═════ EXCERPTED RECORDS ═════
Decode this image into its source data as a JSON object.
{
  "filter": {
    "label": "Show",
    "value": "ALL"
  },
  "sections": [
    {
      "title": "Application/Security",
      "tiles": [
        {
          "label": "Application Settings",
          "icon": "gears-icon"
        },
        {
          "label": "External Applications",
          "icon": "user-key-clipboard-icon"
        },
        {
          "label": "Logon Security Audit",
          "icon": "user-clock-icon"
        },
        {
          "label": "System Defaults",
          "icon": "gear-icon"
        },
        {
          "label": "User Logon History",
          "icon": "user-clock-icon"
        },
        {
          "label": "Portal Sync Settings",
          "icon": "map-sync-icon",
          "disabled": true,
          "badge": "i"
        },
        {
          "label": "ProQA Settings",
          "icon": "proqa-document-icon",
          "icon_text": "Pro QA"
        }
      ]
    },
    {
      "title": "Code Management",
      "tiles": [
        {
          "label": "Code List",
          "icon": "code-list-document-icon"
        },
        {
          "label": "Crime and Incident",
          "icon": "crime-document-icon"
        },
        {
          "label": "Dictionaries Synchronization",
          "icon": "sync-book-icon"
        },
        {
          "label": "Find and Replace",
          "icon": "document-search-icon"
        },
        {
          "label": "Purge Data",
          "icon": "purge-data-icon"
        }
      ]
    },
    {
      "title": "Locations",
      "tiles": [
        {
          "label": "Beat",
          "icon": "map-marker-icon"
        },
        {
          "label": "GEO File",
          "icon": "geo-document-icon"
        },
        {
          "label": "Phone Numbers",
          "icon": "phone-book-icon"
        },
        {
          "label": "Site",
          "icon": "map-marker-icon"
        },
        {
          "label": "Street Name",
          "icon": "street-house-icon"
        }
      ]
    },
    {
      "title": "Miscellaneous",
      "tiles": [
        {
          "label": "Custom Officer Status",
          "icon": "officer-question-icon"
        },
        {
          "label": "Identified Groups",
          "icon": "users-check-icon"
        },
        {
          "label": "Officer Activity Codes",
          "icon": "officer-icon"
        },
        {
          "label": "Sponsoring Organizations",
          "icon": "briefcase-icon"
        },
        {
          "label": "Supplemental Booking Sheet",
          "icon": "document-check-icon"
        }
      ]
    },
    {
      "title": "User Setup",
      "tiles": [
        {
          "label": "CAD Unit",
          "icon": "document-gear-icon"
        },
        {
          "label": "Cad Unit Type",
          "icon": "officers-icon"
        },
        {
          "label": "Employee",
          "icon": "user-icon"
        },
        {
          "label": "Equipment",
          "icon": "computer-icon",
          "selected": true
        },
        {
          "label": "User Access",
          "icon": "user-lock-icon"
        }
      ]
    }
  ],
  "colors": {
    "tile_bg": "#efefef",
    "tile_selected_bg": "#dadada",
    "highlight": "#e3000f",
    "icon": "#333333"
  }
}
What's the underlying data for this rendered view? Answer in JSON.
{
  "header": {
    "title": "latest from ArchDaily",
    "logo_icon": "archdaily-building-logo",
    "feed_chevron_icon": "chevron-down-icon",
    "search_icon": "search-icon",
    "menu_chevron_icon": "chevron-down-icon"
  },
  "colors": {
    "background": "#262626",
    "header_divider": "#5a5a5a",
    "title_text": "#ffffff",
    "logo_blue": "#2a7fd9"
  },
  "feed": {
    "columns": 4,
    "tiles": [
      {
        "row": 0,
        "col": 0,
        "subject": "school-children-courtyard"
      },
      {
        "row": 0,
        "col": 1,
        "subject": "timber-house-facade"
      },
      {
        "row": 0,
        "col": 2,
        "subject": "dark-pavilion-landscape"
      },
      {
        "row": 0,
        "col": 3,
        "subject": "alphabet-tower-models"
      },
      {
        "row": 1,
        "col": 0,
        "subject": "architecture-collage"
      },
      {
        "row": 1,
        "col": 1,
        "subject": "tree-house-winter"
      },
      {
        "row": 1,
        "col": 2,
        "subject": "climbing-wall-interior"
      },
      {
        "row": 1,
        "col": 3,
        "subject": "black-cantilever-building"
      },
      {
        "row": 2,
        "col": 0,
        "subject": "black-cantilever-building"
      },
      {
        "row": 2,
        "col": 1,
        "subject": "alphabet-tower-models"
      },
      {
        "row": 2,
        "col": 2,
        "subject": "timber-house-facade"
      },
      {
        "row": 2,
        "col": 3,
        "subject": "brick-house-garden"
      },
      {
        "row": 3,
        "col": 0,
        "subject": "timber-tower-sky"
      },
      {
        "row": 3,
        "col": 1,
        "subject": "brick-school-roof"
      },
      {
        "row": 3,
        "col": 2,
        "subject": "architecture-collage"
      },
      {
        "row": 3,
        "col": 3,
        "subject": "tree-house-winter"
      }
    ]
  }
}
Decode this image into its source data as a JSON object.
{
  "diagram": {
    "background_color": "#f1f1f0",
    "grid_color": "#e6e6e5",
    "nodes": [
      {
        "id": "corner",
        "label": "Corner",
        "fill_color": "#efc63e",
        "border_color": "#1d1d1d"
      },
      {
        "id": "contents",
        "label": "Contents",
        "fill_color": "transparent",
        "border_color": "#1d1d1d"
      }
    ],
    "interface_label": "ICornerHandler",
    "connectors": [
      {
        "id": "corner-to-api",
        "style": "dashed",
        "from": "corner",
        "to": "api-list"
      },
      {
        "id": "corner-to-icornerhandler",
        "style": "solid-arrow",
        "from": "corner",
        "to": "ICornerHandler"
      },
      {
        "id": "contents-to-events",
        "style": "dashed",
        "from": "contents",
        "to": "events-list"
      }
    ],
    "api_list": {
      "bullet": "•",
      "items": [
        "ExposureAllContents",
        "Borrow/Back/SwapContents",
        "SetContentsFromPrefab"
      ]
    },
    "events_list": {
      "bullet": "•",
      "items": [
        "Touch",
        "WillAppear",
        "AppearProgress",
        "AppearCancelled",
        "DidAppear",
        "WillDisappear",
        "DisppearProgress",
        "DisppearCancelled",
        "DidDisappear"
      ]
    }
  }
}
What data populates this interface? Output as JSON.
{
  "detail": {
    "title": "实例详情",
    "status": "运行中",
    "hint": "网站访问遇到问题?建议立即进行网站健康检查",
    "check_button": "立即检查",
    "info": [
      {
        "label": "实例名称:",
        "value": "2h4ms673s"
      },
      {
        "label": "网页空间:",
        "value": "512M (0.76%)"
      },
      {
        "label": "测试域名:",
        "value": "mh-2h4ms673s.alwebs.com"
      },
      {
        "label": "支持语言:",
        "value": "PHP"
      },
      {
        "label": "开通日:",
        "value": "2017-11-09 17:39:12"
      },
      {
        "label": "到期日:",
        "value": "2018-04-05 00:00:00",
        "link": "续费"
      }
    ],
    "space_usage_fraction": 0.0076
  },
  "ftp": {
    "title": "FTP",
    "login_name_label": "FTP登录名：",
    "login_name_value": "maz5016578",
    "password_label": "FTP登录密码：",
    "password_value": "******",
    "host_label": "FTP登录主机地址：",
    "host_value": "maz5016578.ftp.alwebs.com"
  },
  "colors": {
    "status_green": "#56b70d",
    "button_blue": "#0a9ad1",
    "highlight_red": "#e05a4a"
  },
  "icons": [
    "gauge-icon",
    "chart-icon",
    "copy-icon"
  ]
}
═════
# [WHAT IS EXPECTED]
Return a copy of every line that includes the word "alwebs".

# [EXERCISE OUTPUT]
        "value": "mh-2h4ms673s.alwebs.com"
    "host_value": "maz5016578.ftp.alwebs.com"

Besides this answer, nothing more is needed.